__RECORDS TO PROCESS__
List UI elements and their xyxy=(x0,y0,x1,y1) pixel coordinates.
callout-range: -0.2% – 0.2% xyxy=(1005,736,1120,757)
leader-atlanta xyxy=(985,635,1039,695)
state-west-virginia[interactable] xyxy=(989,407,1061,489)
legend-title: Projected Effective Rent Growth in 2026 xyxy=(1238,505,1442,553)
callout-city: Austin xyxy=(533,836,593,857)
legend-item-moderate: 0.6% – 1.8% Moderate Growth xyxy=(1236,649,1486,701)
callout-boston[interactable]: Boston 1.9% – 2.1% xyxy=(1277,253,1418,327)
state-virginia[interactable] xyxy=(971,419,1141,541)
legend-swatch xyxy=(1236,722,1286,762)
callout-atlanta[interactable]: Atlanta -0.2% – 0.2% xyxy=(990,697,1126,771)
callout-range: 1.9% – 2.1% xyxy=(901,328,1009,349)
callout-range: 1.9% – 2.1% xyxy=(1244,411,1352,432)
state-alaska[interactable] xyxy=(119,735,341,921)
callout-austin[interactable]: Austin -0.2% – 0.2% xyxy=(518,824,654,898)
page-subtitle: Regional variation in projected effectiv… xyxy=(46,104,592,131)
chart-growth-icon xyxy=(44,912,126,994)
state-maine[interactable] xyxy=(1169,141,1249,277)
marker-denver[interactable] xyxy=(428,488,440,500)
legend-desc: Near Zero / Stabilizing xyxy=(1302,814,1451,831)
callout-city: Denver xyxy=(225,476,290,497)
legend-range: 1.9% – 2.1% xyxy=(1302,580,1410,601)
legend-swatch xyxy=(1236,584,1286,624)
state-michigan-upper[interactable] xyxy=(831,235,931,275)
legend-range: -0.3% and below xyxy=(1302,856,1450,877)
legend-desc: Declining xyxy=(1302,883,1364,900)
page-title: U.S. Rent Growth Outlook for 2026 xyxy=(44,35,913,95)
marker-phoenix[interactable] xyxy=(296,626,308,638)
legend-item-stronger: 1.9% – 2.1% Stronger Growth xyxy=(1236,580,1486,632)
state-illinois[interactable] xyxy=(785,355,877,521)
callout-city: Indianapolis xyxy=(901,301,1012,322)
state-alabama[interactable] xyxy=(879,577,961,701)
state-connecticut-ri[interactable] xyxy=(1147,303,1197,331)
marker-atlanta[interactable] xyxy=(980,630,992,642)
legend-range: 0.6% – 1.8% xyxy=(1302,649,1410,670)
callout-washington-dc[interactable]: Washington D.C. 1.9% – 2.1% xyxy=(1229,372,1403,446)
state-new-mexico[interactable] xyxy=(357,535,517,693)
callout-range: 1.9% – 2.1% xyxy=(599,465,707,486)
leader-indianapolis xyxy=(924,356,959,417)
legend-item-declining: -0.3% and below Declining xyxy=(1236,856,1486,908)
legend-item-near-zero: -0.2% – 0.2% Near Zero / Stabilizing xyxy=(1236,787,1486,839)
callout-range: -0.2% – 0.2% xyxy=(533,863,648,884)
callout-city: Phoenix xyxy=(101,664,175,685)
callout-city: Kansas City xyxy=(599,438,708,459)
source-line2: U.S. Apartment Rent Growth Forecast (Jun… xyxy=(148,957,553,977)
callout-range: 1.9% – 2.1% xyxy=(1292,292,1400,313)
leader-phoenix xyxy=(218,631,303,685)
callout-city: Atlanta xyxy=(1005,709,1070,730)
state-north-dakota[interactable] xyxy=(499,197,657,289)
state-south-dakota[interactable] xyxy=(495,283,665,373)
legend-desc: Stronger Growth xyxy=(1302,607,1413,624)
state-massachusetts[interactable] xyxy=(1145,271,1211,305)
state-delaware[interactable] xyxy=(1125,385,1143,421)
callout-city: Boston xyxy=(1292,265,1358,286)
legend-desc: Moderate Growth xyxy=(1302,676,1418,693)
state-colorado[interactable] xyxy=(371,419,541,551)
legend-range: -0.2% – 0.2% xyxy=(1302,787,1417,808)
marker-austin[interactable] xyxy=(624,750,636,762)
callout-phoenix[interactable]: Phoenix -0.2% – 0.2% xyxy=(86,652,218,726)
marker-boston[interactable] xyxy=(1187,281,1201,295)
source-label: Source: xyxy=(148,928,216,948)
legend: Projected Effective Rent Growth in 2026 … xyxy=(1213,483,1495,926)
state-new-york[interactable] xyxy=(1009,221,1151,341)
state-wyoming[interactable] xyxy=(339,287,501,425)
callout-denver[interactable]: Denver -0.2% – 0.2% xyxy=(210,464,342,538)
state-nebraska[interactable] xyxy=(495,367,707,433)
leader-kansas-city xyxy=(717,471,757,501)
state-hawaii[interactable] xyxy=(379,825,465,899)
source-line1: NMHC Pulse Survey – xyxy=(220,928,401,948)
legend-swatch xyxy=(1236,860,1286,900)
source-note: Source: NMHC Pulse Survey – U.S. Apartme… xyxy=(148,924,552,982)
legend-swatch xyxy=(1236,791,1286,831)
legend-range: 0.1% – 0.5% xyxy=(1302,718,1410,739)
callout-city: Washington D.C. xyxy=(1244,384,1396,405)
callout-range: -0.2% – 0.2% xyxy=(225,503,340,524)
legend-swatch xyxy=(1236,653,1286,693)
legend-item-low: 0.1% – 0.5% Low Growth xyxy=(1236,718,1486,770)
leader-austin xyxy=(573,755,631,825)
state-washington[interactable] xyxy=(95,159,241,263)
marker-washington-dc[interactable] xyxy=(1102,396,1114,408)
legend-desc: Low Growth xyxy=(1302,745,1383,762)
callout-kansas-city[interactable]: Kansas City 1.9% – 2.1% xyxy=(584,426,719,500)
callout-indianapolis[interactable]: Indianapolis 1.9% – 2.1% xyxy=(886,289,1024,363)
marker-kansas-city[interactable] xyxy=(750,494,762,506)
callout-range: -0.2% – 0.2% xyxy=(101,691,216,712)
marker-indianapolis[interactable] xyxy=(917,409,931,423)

__REQUIRED WORK__
Extract every line in the listing above that contains the string "NMHC".

__THE RESPONSE__
source-line1: NMHC Pulse Survey – xyxy=(220,928,401,948)
source-note: Source: NMHC Pulse Survey – U.S. Apartme… xyxy=(148,924,552,982)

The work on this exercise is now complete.